:: Data for this task ::
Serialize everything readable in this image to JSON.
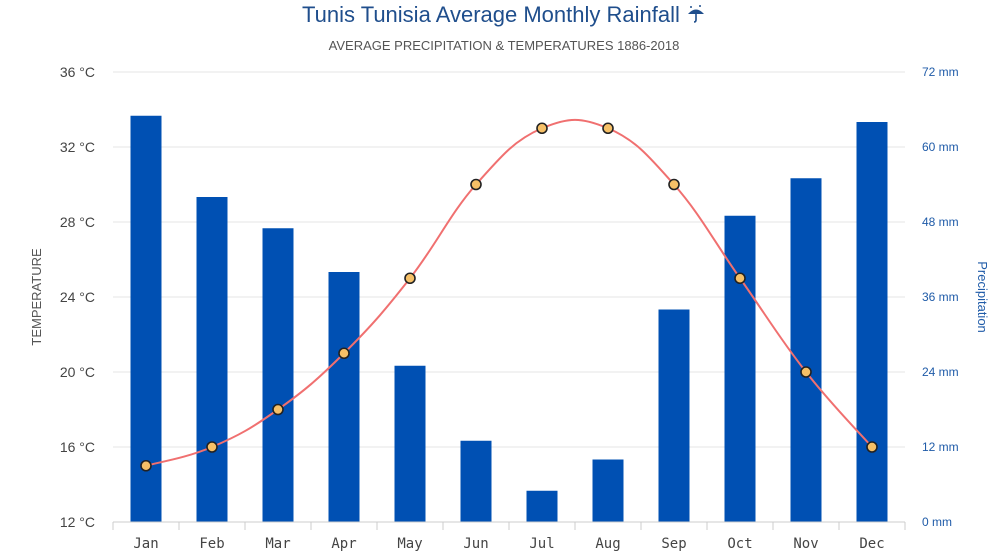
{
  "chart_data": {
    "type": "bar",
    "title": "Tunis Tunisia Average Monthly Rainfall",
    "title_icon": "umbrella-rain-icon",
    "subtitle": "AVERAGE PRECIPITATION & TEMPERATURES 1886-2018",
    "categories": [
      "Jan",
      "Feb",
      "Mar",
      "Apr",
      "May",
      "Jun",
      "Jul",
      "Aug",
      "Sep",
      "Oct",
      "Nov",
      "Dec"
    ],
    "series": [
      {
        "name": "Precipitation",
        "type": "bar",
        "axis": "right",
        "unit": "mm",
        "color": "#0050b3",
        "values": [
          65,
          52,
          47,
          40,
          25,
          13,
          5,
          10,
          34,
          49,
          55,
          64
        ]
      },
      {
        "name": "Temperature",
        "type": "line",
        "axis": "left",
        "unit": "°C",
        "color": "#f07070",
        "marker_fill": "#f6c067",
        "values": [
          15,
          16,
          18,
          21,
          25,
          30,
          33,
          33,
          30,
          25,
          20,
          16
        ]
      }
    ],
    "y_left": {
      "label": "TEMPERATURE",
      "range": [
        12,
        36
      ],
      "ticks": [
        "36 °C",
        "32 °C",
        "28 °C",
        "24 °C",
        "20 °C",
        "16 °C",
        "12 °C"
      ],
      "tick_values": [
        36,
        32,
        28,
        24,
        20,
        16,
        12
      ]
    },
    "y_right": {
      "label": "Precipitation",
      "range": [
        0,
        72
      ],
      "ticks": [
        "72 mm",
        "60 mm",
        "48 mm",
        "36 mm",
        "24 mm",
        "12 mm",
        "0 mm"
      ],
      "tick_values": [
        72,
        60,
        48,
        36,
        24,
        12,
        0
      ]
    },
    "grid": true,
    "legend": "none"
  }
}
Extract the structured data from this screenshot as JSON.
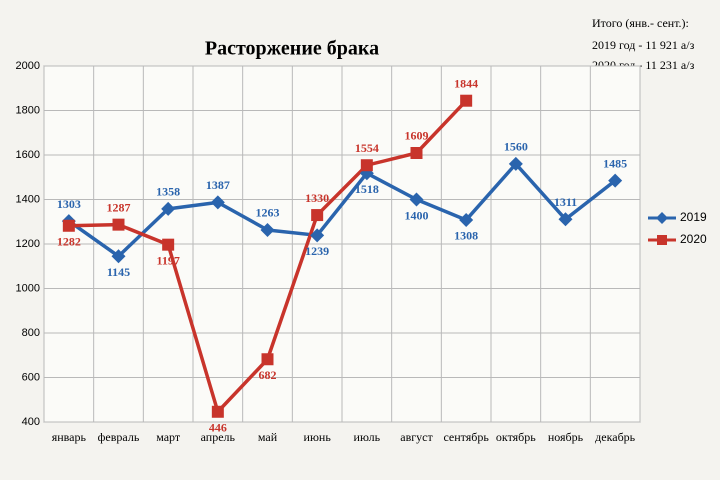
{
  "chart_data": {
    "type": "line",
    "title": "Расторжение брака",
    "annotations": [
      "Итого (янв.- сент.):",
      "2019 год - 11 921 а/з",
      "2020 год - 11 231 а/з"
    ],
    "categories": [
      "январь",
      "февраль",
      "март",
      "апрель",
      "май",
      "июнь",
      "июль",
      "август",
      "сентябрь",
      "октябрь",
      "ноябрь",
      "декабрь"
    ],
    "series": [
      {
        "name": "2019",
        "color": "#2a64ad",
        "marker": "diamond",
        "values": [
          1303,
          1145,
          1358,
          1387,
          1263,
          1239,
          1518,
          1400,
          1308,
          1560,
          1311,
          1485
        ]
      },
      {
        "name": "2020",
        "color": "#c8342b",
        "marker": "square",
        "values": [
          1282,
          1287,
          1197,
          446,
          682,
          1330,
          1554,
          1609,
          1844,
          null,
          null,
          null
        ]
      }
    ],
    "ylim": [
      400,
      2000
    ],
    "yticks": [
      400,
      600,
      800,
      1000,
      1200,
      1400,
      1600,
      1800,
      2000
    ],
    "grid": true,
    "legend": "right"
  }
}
:::
:: Data for this task ::
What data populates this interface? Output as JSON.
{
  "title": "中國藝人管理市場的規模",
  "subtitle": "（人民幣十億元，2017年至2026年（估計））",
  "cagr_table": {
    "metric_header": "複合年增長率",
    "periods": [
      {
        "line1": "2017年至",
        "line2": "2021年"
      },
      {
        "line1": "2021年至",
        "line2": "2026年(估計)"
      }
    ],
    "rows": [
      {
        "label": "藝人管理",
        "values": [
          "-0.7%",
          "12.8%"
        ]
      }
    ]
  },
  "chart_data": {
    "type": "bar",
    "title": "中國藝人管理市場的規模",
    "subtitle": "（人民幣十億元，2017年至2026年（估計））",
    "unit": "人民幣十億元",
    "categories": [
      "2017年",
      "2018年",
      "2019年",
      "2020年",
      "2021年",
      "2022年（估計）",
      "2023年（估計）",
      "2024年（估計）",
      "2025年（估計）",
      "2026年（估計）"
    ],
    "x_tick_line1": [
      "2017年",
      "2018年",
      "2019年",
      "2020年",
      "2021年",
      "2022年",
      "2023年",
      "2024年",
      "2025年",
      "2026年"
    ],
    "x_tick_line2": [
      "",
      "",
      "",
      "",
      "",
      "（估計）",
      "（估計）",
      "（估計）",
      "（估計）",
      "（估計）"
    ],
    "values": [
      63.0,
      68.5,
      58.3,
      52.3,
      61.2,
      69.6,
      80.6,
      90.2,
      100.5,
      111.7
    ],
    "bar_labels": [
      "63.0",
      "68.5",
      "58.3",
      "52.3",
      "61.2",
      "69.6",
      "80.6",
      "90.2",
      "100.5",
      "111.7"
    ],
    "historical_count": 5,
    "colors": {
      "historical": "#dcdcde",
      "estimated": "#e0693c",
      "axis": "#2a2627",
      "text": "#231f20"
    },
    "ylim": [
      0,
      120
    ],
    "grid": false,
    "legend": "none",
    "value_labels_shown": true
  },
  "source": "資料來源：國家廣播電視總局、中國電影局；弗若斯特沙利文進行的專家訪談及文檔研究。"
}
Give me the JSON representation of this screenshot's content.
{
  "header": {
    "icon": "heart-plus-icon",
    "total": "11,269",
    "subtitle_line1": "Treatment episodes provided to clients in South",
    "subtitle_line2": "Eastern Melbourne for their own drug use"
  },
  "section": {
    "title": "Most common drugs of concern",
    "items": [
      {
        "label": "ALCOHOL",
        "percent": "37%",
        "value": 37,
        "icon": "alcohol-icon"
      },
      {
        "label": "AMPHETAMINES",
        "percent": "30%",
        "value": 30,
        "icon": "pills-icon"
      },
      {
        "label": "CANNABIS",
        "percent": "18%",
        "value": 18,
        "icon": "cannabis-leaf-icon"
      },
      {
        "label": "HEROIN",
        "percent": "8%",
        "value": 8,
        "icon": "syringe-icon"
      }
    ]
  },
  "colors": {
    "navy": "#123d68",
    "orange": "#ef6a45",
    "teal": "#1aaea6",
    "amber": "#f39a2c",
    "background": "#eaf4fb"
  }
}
:::
Extract all lines that hold the word "screenshot".

» Completed exercise
Extract the structured data from this screenshot as JSON.
Give me the JSON representation of this screenshot's content.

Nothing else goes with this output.